### Exercise brief
Scan the lines below for the string "JSON" and report how many lines contain it, giving only the number.

Rows from a dataset:
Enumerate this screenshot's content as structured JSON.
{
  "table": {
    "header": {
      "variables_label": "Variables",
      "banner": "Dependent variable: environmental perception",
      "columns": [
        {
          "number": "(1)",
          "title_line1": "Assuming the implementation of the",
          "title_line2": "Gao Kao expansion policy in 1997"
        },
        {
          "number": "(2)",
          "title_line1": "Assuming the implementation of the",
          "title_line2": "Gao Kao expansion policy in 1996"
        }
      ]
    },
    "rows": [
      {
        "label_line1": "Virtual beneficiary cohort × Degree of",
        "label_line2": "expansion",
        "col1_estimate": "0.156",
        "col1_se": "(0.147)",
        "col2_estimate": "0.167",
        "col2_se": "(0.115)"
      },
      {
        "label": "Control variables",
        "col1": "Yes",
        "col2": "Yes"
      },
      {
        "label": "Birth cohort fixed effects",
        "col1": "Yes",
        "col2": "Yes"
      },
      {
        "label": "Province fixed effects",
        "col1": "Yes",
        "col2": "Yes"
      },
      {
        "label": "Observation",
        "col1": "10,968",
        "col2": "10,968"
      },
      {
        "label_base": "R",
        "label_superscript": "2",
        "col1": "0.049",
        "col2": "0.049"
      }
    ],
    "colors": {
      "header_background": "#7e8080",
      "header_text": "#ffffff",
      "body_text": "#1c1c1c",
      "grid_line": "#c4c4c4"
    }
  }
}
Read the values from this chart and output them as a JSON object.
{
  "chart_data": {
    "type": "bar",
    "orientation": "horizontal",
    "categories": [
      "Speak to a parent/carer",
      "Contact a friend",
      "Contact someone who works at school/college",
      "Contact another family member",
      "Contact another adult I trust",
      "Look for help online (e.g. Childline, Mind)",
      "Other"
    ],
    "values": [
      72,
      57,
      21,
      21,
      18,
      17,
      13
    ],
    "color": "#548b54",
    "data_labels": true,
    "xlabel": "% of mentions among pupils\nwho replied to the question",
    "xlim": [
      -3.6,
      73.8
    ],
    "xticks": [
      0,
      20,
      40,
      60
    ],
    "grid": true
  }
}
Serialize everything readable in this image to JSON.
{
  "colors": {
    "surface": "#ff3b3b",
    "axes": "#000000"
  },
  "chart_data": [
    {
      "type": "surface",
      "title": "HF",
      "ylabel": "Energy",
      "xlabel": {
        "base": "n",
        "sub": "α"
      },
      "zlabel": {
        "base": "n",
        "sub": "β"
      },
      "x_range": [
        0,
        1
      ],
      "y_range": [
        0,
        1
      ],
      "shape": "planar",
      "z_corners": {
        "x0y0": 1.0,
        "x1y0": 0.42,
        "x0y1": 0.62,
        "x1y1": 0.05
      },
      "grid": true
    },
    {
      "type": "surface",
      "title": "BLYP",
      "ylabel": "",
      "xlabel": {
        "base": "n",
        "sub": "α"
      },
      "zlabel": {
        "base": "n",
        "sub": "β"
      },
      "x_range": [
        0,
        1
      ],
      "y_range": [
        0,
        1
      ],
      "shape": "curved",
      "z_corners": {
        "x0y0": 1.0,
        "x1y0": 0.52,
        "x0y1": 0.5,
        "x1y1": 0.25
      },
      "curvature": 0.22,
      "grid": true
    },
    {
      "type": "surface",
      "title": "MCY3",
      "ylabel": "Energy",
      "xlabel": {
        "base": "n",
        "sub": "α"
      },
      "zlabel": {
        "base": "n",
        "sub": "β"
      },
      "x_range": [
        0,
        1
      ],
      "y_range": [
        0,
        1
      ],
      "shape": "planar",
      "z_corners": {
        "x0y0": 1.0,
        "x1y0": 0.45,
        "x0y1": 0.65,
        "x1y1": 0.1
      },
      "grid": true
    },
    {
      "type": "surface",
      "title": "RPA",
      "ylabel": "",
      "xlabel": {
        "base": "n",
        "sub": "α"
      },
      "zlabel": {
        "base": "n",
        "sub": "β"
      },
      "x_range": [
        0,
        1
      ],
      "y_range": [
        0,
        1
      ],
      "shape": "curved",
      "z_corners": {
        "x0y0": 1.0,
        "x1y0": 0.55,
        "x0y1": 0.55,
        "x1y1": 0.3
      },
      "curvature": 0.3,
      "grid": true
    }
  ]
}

### Problem solution
3